[START SOURCE RECORDS]

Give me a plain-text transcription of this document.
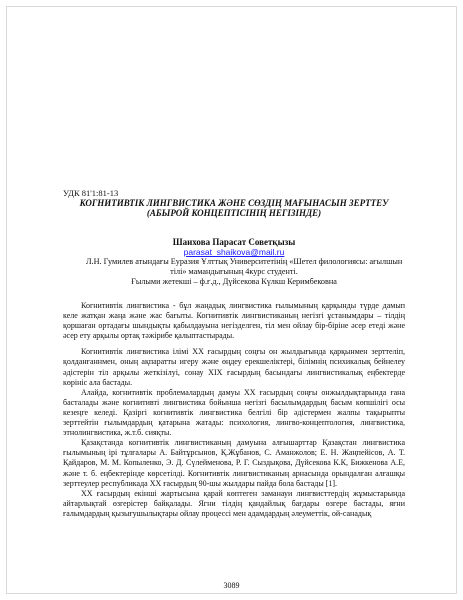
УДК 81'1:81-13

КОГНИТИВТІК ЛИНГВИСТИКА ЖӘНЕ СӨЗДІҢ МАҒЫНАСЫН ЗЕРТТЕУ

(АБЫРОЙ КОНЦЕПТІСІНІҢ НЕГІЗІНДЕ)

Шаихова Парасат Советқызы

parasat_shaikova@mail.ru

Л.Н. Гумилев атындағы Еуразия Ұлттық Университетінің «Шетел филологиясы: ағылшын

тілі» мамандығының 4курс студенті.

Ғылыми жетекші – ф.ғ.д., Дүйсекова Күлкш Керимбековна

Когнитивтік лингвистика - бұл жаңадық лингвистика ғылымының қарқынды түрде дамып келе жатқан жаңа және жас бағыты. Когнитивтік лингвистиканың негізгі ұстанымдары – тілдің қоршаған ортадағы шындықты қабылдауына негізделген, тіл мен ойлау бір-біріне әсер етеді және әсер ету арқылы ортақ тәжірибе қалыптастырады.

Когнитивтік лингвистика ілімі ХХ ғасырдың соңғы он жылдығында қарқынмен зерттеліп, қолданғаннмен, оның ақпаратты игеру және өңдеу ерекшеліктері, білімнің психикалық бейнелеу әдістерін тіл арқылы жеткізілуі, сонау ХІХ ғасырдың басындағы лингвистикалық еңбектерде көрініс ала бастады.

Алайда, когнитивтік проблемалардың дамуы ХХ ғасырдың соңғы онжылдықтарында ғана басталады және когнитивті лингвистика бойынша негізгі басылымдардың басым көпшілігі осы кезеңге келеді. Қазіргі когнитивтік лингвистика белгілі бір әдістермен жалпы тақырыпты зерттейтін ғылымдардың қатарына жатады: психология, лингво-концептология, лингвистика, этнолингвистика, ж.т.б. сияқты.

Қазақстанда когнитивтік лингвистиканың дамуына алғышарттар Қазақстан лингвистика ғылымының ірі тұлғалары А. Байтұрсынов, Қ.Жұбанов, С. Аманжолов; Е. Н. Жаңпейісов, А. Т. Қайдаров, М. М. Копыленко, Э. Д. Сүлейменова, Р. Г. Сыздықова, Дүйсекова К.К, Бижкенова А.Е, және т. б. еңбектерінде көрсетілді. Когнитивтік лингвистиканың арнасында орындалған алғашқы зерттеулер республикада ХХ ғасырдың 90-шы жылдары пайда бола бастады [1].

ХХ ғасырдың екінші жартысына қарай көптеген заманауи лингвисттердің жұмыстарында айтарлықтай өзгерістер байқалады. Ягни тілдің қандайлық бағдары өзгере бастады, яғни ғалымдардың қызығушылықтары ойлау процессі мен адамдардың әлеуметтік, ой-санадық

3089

[END SOURCE RECORDS]

[PROMPT]:
Print every entry exactly as written, without the pictures.

[TASK RESPONSE]:
Give me a plain-text transcription of this document.
УДК 81'1:81-13

КОГНИТИВТІК ЛИНГВИСТИКА ЖӘНЕ СӨЗДІҢ МАҒЫНАСЫН ЗЕРТТЕУ

(АБЫРОЙ КОНЦЕПТІСІНІҢ НЕГІЗІНДЕ)

Шаихова Парасат Советқызы

parasat_shaikova@mail.ru

Л.Н. Гумилев атындағы Еуразия Ұлттық Университетінің «Шетел филологиясы: ағылшын

тілі» мамандығының 4курс студенті.

Ғылыми жетекші – ф.ғ.д., Дүйсекова Күлкш Керимбековна

Когнитивтік лингвистика - бұл жаңадық лингвистика ғылымының қарқынды түрде дамып келе жатқан жаңа және жас бағыты. Когнитивтік лингвистиканың негізгі ұстанымдары – тілдің қоршаған ортадағы шындықты қабылдауына негізделген, тіл мен ойлау бір-біріне әсер етеді және әсер ету арқылы ортақ тәжірибе қалыптастырады.

Когнитивтік лингвистика ілімі ХХ ғасырдың соңғы он жылдығында қарқынмен зерттеліп, қолданғаннмен, оның ақпаратты игеру және өңдеу ерекшеліктері, білімнің психикалық бейнелеу әдістерін тіл арқылы жеткізілуі, сонау ХІХ ғасырдың басындағы лингвистикалық еңбектерде көрініс ала бастады.

Алайда, когнитивтік проблемалардың дамуы ХХ ғасырдың соңғы онжылдықтарында ғана басталады және когнитивті лингвистика бойынша негізгі басылымдардың басым көпшілігі осы кезеңге келеді. Қазіргі когнитивтік лингвистика белгілі бір әдістермен жалпы тақырыпты зерттейтін ғылымдардың қатарына жатады: психология, лингво-концептология, лингвистика, этнолингвистика, ж.т.б. сияқты.

Қазақстанда когнитивтік лингвистиканың дамуына алғышарттар Қазақстан лингвистика ғылымының ірі тұлғалары А. Байтұрсынов, Қ.Жұбанов, С. Аманжолов; Е. Н. Жаңпейісов, А. Т. Қайдаров, М. М. Копыленко, Э. Д. Сүлейменова, Р. Г. Сыздықова, Дүйсекова К.К, Бижкенова А.Е, және т. б. еңбектерінде көрсетілді. Когнитивтік лингвистиканың арнасында орындалған алғашқы зерттеулер республикада ХХ ғасырдың 90-шы жылдары пайда бола бастады [1].

ХХ ғасырдың екінші жартысына қарай көптеген заманауи лингвисттердің жұмыстарында айтарлықтай өзгерістер байқалады. Ягни тілдің қандайлық бағдары өзгере бастады, яғни ғалымдардың қызығушылықтары ойлау процессі мен адамдардың әлеуметтік, ой-санадық

3089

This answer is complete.